▶ _Exercise brief_: Keep the pictures out of the copy and repeat the records exactly.

— START Provided data —

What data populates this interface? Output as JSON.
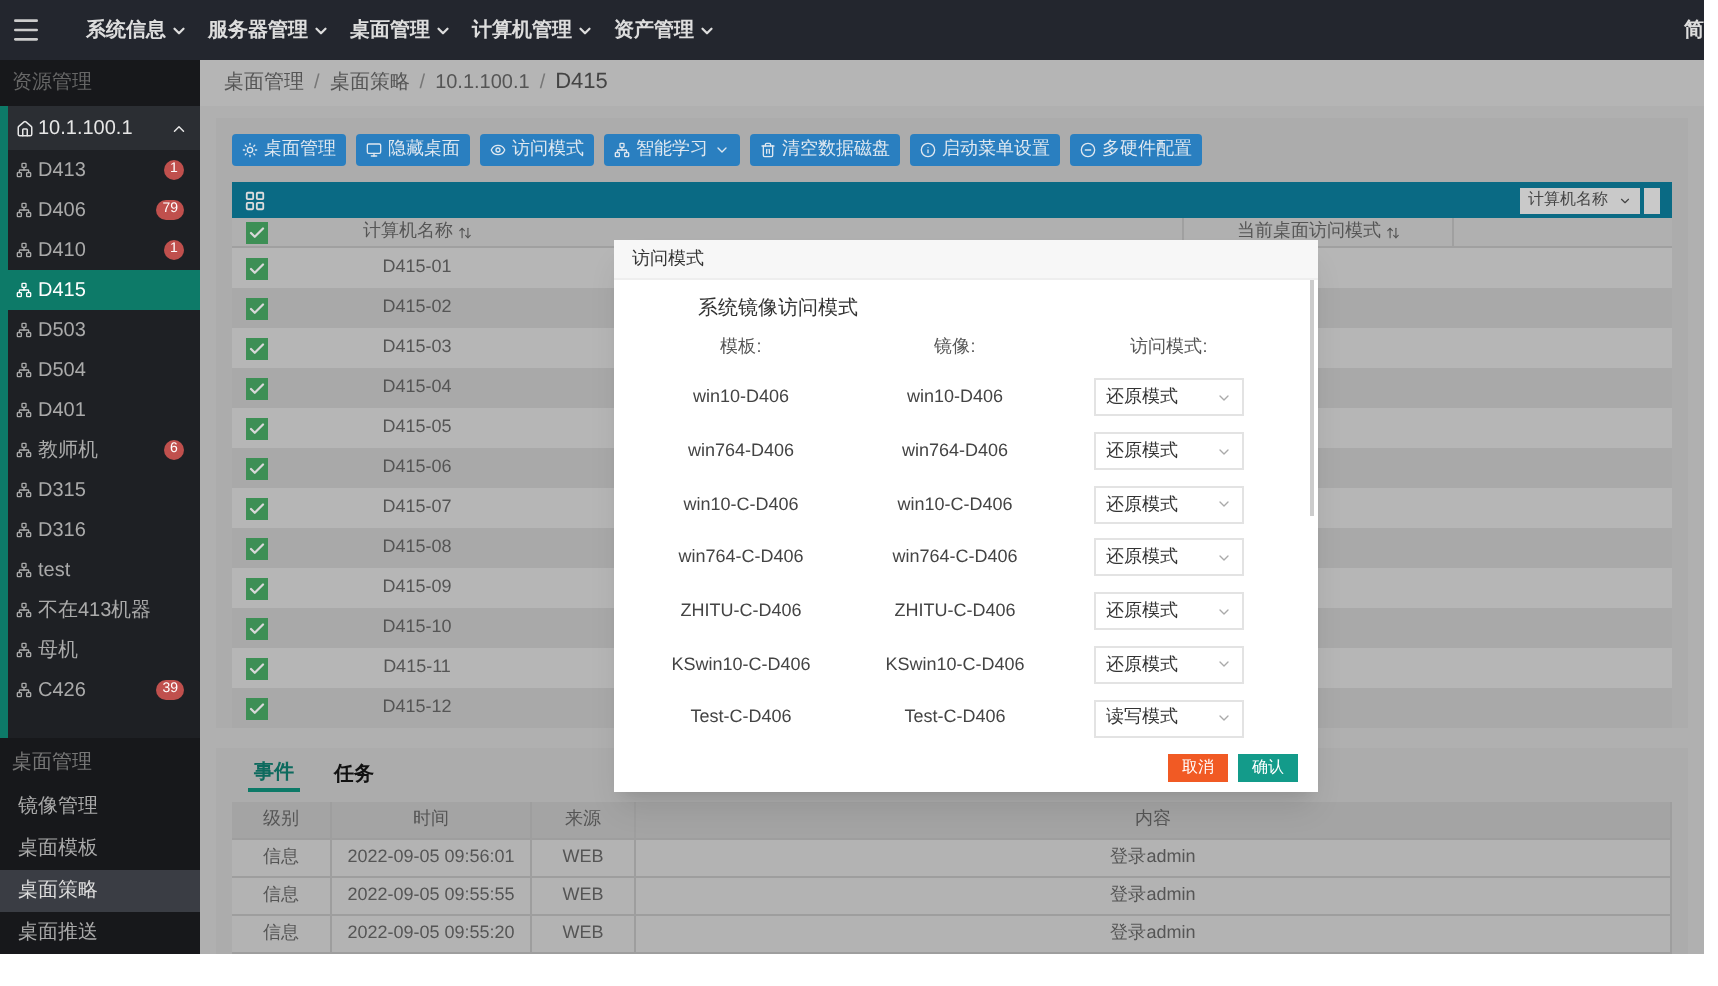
{
  "top_nav": {
    "menu": [
      "系统信息",
      "服务器管理",
      "桌面管理",
      "计算机管理",
      "资产管理"
    ],
    "right_text": "简"
  },
  "sidebar": {
    "section_title": "资源管理",
    "root": {
      "label": "10.1.100.1",
      "expanded": true,
      "children": [
        {
          "label": "D413",
          "badge": "1",
          "selected": false
        },
        {
          "label": "D406",
          "badge": "79",
          "selected": false
        },
        {
          "label": "D410",
          "badge": "1",
          "selected": false
        },
        {
          "label": "D415",
          "selected": true
        },
        {
          "label": "D503",
          "selected": false
        },
        {
          "label": "D504",
          "selected": false
        },
        {
          "label": "D401",
          "selected": false
        },
        {
          "label": "教师机",
          "badge": "6",
          "selected": false
        },
        {
          "label": "D315",
          "selected": false
        },
        {
          "label": "D316",
          "selected": false
        },
        {
          "label": "test",
          "selected": false
        },
        {
          "label": "不在413机器",
          "selected": false
        },
        {
          "label": "母机",
          "selected": false
        },
        {
          "label": "C426",
          "badge": "39",
          "selected": false
        }
      ]
    },
    "section2_title": "桌面管理",
    "section2_items": [
      {
        "label": "镜像管理",
        "selected": false
      },
      {
        "label": "桌面模板",
        "selected": false
      },
      {
        "label": "桌面策略",
        "selected": true
      },
      {
        "label": "桌面推送",
        "selected": false
      }
    ]
  },
  "breadcrumb": [
    "桌面管理",
    "桌面策略",
    "10.1.100.1",
    "D415"
  ],
  "breadcrumb_separator": "/",
  "toolbar": [
    {
      "label": "桌面管理",
      "kind": "sun"
    },
    {
      "label": "隐藏桌面",
      "kind": "monitor"
    },
    {
      "label": "访问模式",
      "kind": "eye"
    },
    {
      "label": "智能学习",
      "kind": "dropdown"
    },
    {
      "label": "清空数据磁盘",
      "kind": "trash"
    },
    {
      "label": "启动菜单设置",
      "kind": "info"
    },
    {
      "label": "多硬件配置",
      "kind": "minus"
    }
  ],
  "table": {
    "filter": "计算机名称",
    "header_checked": true,
    "columns": [
      "计算机名称",
      "当前桌面访问模式"
    ],
    "rows": [
      {
        "name": "D415-01",
        "checked": true
      },
      {
        "name": "D415-02",
        "checked": true
      },
      {
        "name": "D415-03",
        "checked": true
      },
      {
        "name": "D415-04",
        "checked": true
      },
      {
        "name": "D415-05",
        "checked": true
      },
      {
        "name": "D415-06",
        "checked": true
      },
      {
        "name": "D415-07",
        "checked": true
      },
      {
        "name": "D415-08",
        "checked": true
      },
      {
        "name": "D415-09",
        "checked": true
      },
      {
        "name": "D415-10",
        "checked": true
      },
      {
        "name": "D415-11",
        "checked": true
      },
      {
        "name": "D415-12",
        "checked": true
      }
    ]
  },
  "modal": {
    "title": "访问模式",
    "heading": "系统镜像访问模式",
    "columns": [
      "模板:",
      "镜像:",
      "访问模式:"
    ],
    "rows": [
      {
        "template": "win10-D406",
        "image": "win10-D406",
        "mode": "还原模式"
      },
      {
        "template": "win764-D406",
        "image": "win764-D406",
        "mode": "还原模式"
      },
      {
        "template": "win10-C-D406",
        "image": "win10-C-D406",
        "mode": "还原模式"
      },
      {
        "template": "win764-C-D406",
        "image": "win764-C-D406",
        "mode": "还原模式"
      },
      {
        "template": "ZHITU-C-D406",
        "image": "ZHITU-C-D406",
        "mode": "还原模式"
      },
      {
        "template": "KSwin10-C-D406",
        "image": "KSwin10-C-D406",
        "mode": "还原模式"
      },
      {
        "template": "Test-C-D406",
        "image": "Test-C-D406",
        "mode": "读写模式"
      }
    ],
    "buttons": [
      {
        "label": "取消",
        "kind": "cancel"
      },
      {
        "label": "确认",
        "kind": "confirm"
      }
    ]
  },
  "log": {
    "tabs": [
      {
        "label": "事件",
        "selected": true
      },
      {
        "label": "任务",
        "selected": false
      }
    ],
    "columns": [
      "级别",
      "时间",
      "来源",
      "内容"
    ],
    "rows": [
      [
        "信息",
        "2022-09-05 09:56:01",
        "WEB",
        "登录admin"
      ],
      [
        "信息",
        "2022-09-05 09:55:55",
        "WEB",
        "登录admin"
      ],
      [
        "信息",
        "2022-09-05 09:55:20",
        "WEB",
        "登录admin"
      ]
    ]
  }
}
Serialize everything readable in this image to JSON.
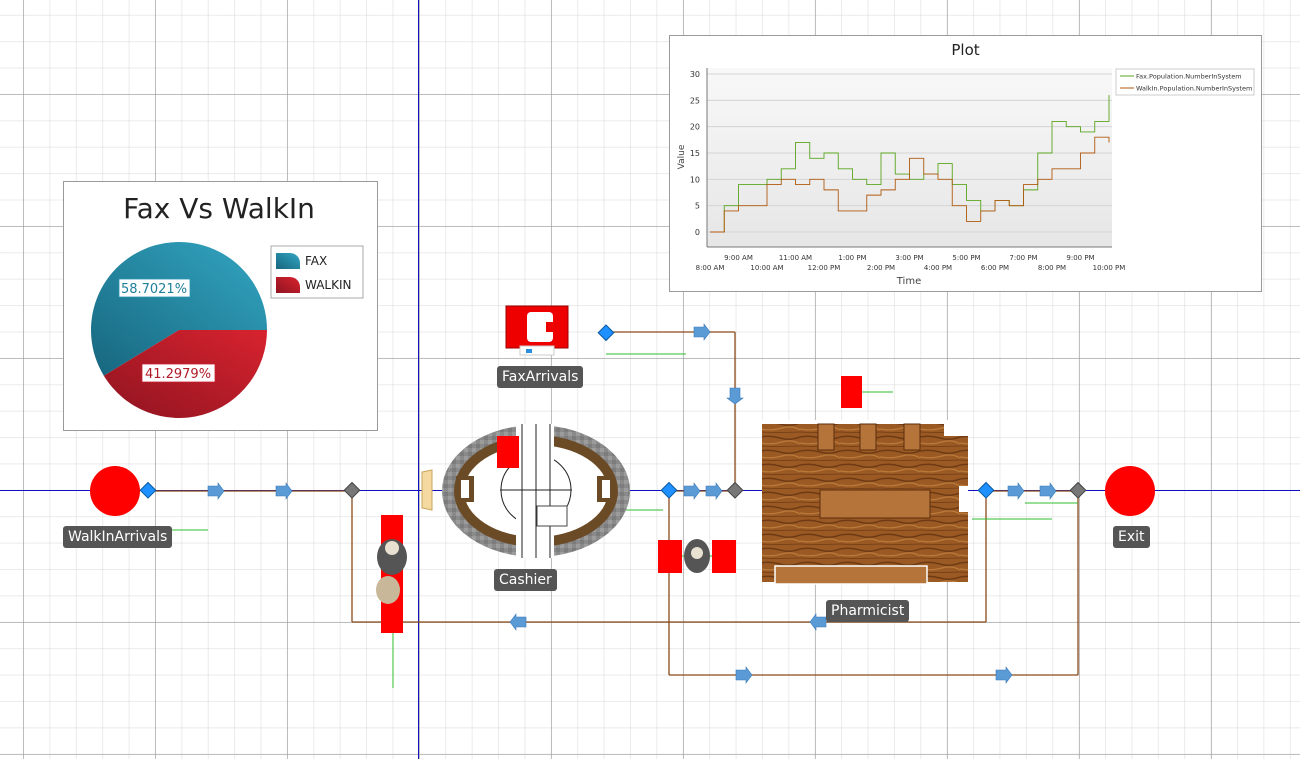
{
  "pie": {
    "title": "Fax Vs WalkIn",
    "legend": [
      "FAX",
      "WALKIN"
    ],
    "slice_labels": [
      "58.7021%",
      "41.2979%"
    ],
    "colors": [
      "#2a95b2",
      "#c8202f"
    ]
  },
  "plot": {
    "title": "Plot",
    "xlabel": "Time",
    "ylabel": "Value"
  },
  "objects": {
    "walkin": "WalkInArrivals",
    "fax": "FaxArrivals",
    "cashier": "Cashier",
    "pharmicist": "Pharmicist",
    "exit": "Exit"
  },
  "chart_data": [
    {
      "type": "pie",
      "title": "Fax Vs WalkIn",
      "categories": [
        "FAX",
        "WALKIN"
      ],
      "values": [
        58.7021,
        41.2979
      ],
      "colors": [
        "#2a95b2",
        "#c8202f"
      ],
      "legend": "right"
    },
    {
      "type": "line",
      "title": "Plot",
      "xlabel": "Time",
      "ylabel": "Value",
      "ylim": [
        0,
        30
      ],
      "yticks": [
        "0",
        "5",
        "10",
        "15",
        "20",
        "25",
        "30"
      ],
      "xlim": [
        "8:00 AM",
        "10:00 PM"
      ],
      "xticks_top": [
        "9:00 AM",
        "11:00 AM",
        "1:00 PM",
        "3:00 PM",
        "5:00 PM",
        "7:00 PM",
        "9:00 PM"
      ],
      "xticks_bottom": [
        "8:00 AM",
        "10:00 AM",
        "12:00 PM",
        "2:00 PM",
        "4:00 PM",
        "6:00 PM",
        "8:00 PM",
        "10:00 PM"
      ],
      "grid": true,
      "legend": "top-right",
      "x_hours": [
        8,
        8.5,
        9,
        9.5,
        10,
        10.5,
        11,
        11.5,
        12,
        12.5,
        13,
        13.5,
        14,
        14.5,
        15,
        15.5,
        16,
        16.5,
        17,
        17.5,
        18,
        18.5,
        19,
        19.5,
        20,
        20.5,
        21,
        21.5,
        22
      ],
      "series": [
        {
          "name": "Fax.Population.NumberInSystem",
          "color": "#5aa51e",
          "values": [
            0,
            5,
            9,
            9,
            10,
            12,
            17,
            14,
            15,
            12,
            10,
            9,
            15,
            11,
            10,
            11,
            13,
            9,
            6,
            4,
            6,
            5,
            8,
            15,
            21,
            20,
            19,
            21,
            26
          ]
        },
        {
          "name": "WalkIn.Population.NumberInSystem",
          "color": "#b05a10",
          "values": [
            0,
            4,
            5,
            5,
            9,
            10,
            9,
            10,
            8,
            4,
            4,
            7,
            8,
            10,
            14,
            11,
            10,
            5,
            2,
            4,
            6,
            5,
            9,
            10,
            12,
            12,
            15,
            18,
            17
          ]
        }
      ]
    }
  ]
}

— END Provided data —

▶ _Complete answer_:
What data populates this interface? Output as JSON.
{
  "top_nav": {
    "menu": [
      "系统信息",
      "服务器管理",
      "桌面管理",
      "计算机管理",
      "资产管理"
    ],
    "right_text": "简"
  },
  "sidebar": {
    "section_title": "资源管理",
    "root": {
      "label": "10.1.100.1",
      "expanded": true,
      "children": [
        {
          "label": "D413",
          "badge": "1",
          "selected": false
        },
        {
          "label": "D406",
          "badge": "79",
          "selected": false
        },
        {
          "label": "D410",
          "badge": "1",
          "selected": false
        },
        {
          "label": "D415",
          "selected": true
        },
        {
          "label": "D503",
          "selected": false
        },
        {
          "label": "D504",
          "selected": false
        },
        {
          "label": "D401",
          "selected": false
        },
        {
          "label": "教师机",
          "badge": "6",
          "selected": false
        },
        {
          "label": "D315",
          "selected": false
        },
        {
          "label": "D316",
          "selected": false
        },
        {
          "label": "test",
          "selected": false
        },
        {
          "label": "不在413机器",
          "selected": false
        },
        {
          "label": "母机",
          "selected": false
        },
        {
          "label": "C426",
          "badge": "39",
          "selected": false
        }
      ]
    },
    "section2_title": "桌面管理",
    "section2_items": [
      {
        "label": "镜像管理",
        "selected": false
      },
      {
        "label": "桌面模板",
        "selected": false
      },
      {
        "label": "桌面策略",
        "selected": true
      },
      {
        "label": "桌面推送",
        "selected": false
      }
    ]
  },
  "breadcrumb": [
    "桌面管理",
    "桌面策略",
    "10.1.100.1",
    "D415"
  ],
  "breadcrumb_separator": "/",
  "toolbar": [
    {
      "label": "桌面管理",
      "kind": "sun"
    },
    {
      "label": "隐藏桌面",
      "kind": "monitor"
    },
    {
      "label": "访问模式",
      "kind": "eye"
    },
    {
      "label": "智能学习",
      "kind": "dropdown"
    },
    {
      "label": "清空数据磁盘",
      "kind": "trash"
    },
    {
      "label": "启动菜单设置",
      "kind": "info"
    },
    {
      "label": "多硬件配置",
      "kind": "minus"
    }
  ],
  "table": {
    "filter": "计算机名称",
    "header_checked": true,
    "columns": [
      "计算机名称",
      "当前桌面访问模式"
    ],
    "rows": [
      {
        "name": "D415-01",
        "checked": true
      },
      {
        "name": "D415-02",
        "checked": true
      },
      {
        "name": "D415-03",
        "checked": true
      },
      {
        "name": "D415-04",
        "checked": true
      },
      {
        "name": "D415-05",
        "checked": true
      },
      {
        "name": "D415-06",
        "checked": true
      },
      {
        "name": "D415-07",
        "checked": true
      },
      {
        "name": "D415-08",
        "checked": true
      },
      {
        "name": "D415-09",
        "checked": true
      },
      {
        "name": "D415-10",
        "checked": true
      },
      {
        "name": "D415-11",
        "checked": true
      },
      {
        "name": "D415-12",
        "checked": true
      }
    ]
  },
  "modal": {
    "title": "访问模式",
    "heading": "系统镜像访问模式",
    "columns": [
      "模板:",
      "镜像:",
      "访问模式:"
    ],
    "rows": [
      {
        "template": "win10-D406",
        "image": "win10-D406",
        "mode": "还原模式"
      },
      {
        "template": "win764-D406",
        "image": "win764-D406",
        "mode": "还原模式"
      },
      {
        "template": "win10-C-D406",
        "image": "win10-C-D406",
        "mode": "还原模式"
      },
      {
        "template": "win764-C-D406",
        "image": "win764-C-D406",
        "mode": "还原模式"
      },
      {
        "template": "ZHITU-C-D406",
        "image": "ZHITU-C-D406",
        "mode": "还原模式"
      },
      {
        "template": "KSwin10-C-D406",
        "image": "KSwin10-C-D406",
        "mode": "还原模式"
      },
      {
        "template": "Test-C-D406",
        "image": "Test-C-D406",
        "mode": "读写模式"
      }
    ],
    "buttons": [
      {
        "label": "取消",
        "kind": "cancel"
      },
      {
        "label": "确认",
        "kind": "confirm"
      }
    ]
  },
  "log": {
    "tabs": [
      {
        "label": "事件",
        "selected": true
      },
      {
        "label": "任务",
        "selected": false
      }
    ],
    "columns": [
      "级别",
      "时间",
      "来源",
      "内容"
    ],
    "rows": [
      [
        "信息",
        "2022-09-05 09:56:01",
        "WEB",
        "登录admin"
      ],
      [
        "信息",
        "2022-09-05 09:55:55",
        "WEB",
        "登录admin"
      ],
      [
        "信息",
        "2022-09-05 09:55:20",
        "WEB",
        "登录admin"
      ]
    ]
  }
}
Serialize everything readable in this image to JSON.
{
  "pie": {
    "title": "Fax Vs WalkIn",
    "legend": [
      "FAX",
      "WALKIN"
    ],
    "slice_labels": [
      "58.7021%",
      "41.2979%"
    ],
    "colors": [
      "#2a95b2",
      "#c8202f"
    ]
  },
  "plot": {
    "title": "Plot",
    "xlabel": "Time",
    "ylabel": "Value"
  },
  "objects": {
    "walkin": "WalkInArrivals",
    "fax": "FaxArrivals",
    "cashier": "Cashier",
    "pharmicist": "Pharmicist",
    "exit": "Exit"
  },
  "chart_data": [
    {
      "type": "pie",
      "title": "Fax Vs WalkIn",
      "categories": [
        "FAX",
        "WALKIN"
      ],
      "values": [
        58.7021,
        41.2979
      ],
      "colors": [
        "#2a95b2",
        "#c8202f"
      ],
      "legend": "right"
    },
    {
      "type": "line",
      "title": "Plot",
      "xlabel": "Time",
      "ylabel": "Value",
      "ylim": [
        0,
        30
      ],
      "yticks": [
        "0",
        "5",
        "10",
        "15",
        "20",
        "25",
        "30"
      ],
      "xlim": [
        "8:00 AM",
        "10:00 PM"
      ],
      "xticks_top": [
        "9:00 AM",
        "11:00 AM",
        "1:00 PM",
        "3:00 PM",
        "5:00 PM",
        "7:00 PM",
        "9:00 PM"
      ],
      "xticks_bottom": [
        "8:00 AM",
        "10:00 AM",
        "12:00 PM",
        "2:00 PM",
        "4:00 PM",
        "6:00 PM",
        "8:00 PM",
        "10:00 PM"
      ],
      "grid": true,
      "legend": "top-right",
      "x_hours": [
        8,
        8.5,
        9,
        9.5,
        10,
        10.5,
        11,
        11.5,
        12,
        12.5,
        13,
        13.5,
        14,
        14.5,
        15,
        15.5,
        16,
        16.5,
        17,
        17.5,
        18,
        18.5,
        19,
        19.5,
        20,
        20.5,
        21,
        21.5,
        22
      ],
      "series": [
        {
          "name": "Fax.Population.NumberInSystem",
          "color": "#5aa51e",
          "values": [
            0,
            5,
            9,
            9,
            10,
            12,
            17,
            14,
            15,
            12,
            10,
            9,
            15,
            11,
            10,
            11,
            13,
            9,
            6,
            4,
            6,
            5,
            8,
            15,
            21,
            20,
            19,
            21,
            26
          ]
        },
        {
          "name": "WalkIn.Population.NumberInSystem",
          "color": "#b05a10",
          "values": [
            0,
            4,
            5,
            5,
            9,
            10,
            9,
            10,
            8,
            4,
            4,
            7,
            8,
            10,
            14,
            11,
            10,
            5,
            2,
            4,
            6,
            5,
            9,
            10,
            12,
            12,
            15,
            18,
            17
          ]
        }
      ]
    }
  ]
}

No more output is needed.